SET TASK »
Locate the lines that hold the string "dogs". Copy every such line.

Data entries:
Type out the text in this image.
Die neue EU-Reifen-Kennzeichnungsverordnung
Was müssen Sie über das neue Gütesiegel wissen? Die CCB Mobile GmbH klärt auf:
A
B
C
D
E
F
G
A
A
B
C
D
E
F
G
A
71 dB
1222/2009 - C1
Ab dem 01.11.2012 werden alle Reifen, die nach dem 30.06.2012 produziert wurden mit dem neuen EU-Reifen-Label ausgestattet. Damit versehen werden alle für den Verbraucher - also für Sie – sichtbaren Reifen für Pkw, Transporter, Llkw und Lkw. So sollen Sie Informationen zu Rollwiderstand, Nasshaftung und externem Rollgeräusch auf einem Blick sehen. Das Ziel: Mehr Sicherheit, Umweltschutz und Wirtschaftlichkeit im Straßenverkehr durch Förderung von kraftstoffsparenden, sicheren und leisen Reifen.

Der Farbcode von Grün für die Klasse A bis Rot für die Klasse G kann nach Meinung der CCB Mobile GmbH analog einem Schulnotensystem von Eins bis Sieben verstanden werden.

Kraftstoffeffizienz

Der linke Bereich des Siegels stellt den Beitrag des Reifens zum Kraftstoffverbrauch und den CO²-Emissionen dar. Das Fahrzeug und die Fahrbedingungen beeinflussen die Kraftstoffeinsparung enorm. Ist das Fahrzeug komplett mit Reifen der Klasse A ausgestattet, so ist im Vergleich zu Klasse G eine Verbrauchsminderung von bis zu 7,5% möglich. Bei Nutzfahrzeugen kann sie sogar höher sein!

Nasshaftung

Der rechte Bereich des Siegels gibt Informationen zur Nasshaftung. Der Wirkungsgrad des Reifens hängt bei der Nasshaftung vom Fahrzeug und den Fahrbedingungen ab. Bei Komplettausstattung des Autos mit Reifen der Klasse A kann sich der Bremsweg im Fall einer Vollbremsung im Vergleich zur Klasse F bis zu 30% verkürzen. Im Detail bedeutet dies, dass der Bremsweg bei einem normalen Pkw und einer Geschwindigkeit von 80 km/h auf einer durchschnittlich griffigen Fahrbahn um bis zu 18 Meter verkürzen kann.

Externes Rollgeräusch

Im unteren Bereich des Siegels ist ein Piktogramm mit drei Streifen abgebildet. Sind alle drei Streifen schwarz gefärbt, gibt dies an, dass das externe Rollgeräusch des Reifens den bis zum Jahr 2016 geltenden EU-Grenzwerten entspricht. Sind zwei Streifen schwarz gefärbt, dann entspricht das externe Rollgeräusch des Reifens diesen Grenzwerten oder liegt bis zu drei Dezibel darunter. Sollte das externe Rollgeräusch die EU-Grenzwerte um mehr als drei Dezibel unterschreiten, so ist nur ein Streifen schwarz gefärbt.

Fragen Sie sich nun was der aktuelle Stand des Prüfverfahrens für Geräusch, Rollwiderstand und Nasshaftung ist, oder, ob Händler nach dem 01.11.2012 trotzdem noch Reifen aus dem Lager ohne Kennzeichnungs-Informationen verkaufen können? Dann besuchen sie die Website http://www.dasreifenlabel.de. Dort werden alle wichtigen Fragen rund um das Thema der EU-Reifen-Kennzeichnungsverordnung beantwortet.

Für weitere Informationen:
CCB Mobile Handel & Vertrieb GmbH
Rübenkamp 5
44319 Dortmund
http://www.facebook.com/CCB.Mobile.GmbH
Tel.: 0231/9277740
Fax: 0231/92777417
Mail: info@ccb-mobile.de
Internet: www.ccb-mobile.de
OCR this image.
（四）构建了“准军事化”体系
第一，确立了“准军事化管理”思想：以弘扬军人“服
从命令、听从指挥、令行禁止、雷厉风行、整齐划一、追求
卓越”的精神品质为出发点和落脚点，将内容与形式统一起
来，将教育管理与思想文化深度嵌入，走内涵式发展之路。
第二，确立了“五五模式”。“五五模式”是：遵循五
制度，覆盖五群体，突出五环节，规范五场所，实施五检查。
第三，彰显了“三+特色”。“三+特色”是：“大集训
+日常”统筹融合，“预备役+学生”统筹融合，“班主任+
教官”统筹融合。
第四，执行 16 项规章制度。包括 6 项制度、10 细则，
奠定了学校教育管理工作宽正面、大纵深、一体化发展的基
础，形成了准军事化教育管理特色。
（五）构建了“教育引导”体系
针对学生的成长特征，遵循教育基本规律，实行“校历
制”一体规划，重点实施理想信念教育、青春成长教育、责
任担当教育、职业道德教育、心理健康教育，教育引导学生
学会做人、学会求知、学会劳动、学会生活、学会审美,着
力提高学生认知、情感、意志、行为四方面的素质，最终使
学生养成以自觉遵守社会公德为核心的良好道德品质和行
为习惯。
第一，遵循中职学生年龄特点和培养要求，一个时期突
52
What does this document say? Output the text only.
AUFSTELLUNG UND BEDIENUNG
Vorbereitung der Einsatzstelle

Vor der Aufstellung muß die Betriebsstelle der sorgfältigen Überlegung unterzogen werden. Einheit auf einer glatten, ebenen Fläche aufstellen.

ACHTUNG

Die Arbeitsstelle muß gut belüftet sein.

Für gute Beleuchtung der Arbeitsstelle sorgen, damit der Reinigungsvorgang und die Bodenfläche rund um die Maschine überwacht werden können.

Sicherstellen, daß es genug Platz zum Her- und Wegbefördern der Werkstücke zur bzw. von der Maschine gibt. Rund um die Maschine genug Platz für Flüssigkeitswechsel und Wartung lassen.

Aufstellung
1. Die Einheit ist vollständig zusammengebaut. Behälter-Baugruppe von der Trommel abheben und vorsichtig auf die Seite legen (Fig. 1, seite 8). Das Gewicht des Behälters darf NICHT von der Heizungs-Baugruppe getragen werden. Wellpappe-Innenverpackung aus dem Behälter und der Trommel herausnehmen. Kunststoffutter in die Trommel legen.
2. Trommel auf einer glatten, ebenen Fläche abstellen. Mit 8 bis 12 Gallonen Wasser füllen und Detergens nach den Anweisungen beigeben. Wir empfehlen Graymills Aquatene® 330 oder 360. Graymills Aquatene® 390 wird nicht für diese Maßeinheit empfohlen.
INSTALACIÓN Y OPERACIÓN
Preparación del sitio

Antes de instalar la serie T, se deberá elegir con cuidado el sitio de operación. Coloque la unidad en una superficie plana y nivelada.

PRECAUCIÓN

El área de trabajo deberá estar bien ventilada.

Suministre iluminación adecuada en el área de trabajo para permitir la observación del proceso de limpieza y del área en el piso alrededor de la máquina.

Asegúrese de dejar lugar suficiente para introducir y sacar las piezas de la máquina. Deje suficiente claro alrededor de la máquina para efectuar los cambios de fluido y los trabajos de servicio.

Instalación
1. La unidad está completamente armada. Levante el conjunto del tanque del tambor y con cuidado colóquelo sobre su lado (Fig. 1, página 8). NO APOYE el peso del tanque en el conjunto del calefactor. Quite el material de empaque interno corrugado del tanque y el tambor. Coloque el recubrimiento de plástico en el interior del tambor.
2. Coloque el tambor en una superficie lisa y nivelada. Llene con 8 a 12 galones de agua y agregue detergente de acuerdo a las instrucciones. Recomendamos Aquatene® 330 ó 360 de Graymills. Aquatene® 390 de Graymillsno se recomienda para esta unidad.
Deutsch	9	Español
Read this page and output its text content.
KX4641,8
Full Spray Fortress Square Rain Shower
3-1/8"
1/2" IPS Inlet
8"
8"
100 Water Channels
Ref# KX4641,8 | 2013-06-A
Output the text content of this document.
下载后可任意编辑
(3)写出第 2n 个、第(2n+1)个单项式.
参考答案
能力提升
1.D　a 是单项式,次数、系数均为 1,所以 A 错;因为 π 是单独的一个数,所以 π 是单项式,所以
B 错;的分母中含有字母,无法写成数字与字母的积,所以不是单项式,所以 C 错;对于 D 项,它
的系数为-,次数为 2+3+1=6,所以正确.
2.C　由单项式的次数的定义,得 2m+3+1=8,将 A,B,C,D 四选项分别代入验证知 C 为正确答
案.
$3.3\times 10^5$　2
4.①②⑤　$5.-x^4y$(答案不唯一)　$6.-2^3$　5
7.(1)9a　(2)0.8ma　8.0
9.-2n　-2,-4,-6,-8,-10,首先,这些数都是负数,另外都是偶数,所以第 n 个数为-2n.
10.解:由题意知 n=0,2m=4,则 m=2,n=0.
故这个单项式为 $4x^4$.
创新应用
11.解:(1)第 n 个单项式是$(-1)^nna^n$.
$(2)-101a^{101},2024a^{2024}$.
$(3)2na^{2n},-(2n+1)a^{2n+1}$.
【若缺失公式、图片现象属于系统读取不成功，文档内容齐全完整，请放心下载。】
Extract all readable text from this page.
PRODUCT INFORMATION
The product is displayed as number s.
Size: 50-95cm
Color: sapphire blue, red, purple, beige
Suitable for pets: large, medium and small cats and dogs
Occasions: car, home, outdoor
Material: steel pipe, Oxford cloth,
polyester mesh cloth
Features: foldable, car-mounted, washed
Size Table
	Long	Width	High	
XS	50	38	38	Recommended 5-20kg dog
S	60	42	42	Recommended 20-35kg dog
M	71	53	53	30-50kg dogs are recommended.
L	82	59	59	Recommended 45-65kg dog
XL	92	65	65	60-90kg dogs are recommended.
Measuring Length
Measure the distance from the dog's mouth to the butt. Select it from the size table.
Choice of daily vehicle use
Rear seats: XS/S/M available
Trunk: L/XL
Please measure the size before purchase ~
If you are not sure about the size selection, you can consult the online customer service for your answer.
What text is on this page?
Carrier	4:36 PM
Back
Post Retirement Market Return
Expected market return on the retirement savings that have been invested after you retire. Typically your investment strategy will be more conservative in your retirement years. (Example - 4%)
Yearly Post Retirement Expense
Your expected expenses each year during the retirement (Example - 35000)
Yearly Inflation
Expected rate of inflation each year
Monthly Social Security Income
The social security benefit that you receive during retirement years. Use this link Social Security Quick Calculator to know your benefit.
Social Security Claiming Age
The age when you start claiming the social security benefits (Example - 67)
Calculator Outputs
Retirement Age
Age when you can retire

OUTPUT FOR THIS TASK »
Suitable for pets: large, medium and small cats and dogs
M	71	53	53	30-50kg dogs are recommended.
XL	92	65	65	60-90kg dogs are recommended.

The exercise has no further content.